Exercise details: Please quote every line word for word.

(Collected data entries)
>> Begin

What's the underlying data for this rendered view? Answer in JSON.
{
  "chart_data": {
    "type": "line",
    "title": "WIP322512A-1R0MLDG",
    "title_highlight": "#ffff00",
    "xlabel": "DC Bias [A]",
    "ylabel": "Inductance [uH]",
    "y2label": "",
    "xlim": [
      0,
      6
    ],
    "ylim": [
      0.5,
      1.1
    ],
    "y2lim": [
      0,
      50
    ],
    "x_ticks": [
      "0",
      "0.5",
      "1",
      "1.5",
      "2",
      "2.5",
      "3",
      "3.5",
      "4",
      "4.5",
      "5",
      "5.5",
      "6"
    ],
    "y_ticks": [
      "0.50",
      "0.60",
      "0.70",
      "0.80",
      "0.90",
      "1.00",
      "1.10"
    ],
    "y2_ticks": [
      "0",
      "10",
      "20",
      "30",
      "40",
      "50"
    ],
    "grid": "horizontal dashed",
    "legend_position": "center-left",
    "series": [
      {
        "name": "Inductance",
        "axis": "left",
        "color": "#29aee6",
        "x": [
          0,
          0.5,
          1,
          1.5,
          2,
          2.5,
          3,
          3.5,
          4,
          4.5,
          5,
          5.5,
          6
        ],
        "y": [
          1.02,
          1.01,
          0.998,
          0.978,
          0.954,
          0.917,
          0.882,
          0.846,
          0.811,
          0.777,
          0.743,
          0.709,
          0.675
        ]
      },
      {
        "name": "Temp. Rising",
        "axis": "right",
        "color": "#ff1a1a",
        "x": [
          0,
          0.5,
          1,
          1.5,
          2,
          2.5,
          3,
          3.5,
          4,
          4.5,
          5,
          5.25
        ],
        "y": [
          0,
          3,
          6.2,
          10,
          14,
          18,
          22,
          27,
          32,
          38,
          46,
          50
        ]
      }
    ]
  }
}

>> End

Full answer:
What's the underlying data for this rendered view? Answer in JSON.
{
  "chart_data": {
    "type": "line",
    "title": "WIP322512A-1R0MLDG",
    "title_highlight": "#ffff00",
    "xlabel": "DC Bias [A]",
    "ylabel": "Inductance [uH]",
    "y2label": "",
    "xlim": [
      0,
      6
    ],
    "ylim": [
      0.5,
      1.1
    ],
    "y2lim": [
      0,
      50
    ],
    "x_ticks": [
      "0",
      "0.5",
      "1",
      "1.5",
      "2",
      "2.5",
      "3",
      "3.5",
      "4",
      "4.5",
      "5",
      "5.5",
      "6"
    ],
    "y_ticks": [
      "0.50",
      "0.60",
      "0.70",
      "0.80",
      "0.90",
      "1.00",
      "1.10"
    ],
    "y2_ticks": [
      "0",
      "10",
      "20",
      "30",
      "40",
      "50"
    ],
    "grid": "horizontal dashed",
    "legend_position": "center-left",
    "series": [
      {
        "name": "Inductance",
        "axis": "left",
        "color": "#29aee6",
        "x": [
          0,
          0.5,
          1,
          1.5,
          2,
          2.5,
          3,
          3.5,
          4,
          4.5,
          5,
          5.5,
          6
        ],
        "y": [
          1.02,
          1.01,
          0.998,
          0.978,
          0.954,
          0.917,
          0.882,
          0.846,
          0.811,
          0.777,
          0.743,
          0.709,
          0.675
        ]
      },
      {
        "name": "Temp. Rising",
        "axis": "right",
        "color": "#ff1a1a",
        "x": [
          0,
          0.5,
          1,
          1.5,
          2,
          2.5,
          3,
          3.5,
          4,
          4.5,
          5,
          5.25
        ],
        "y": [
          0,
          3,
          6.2,
          10,
          14,
          18,
          22,
          27,
          32,
          38,
          46,
          50
        ]
      }
    ]
  }
}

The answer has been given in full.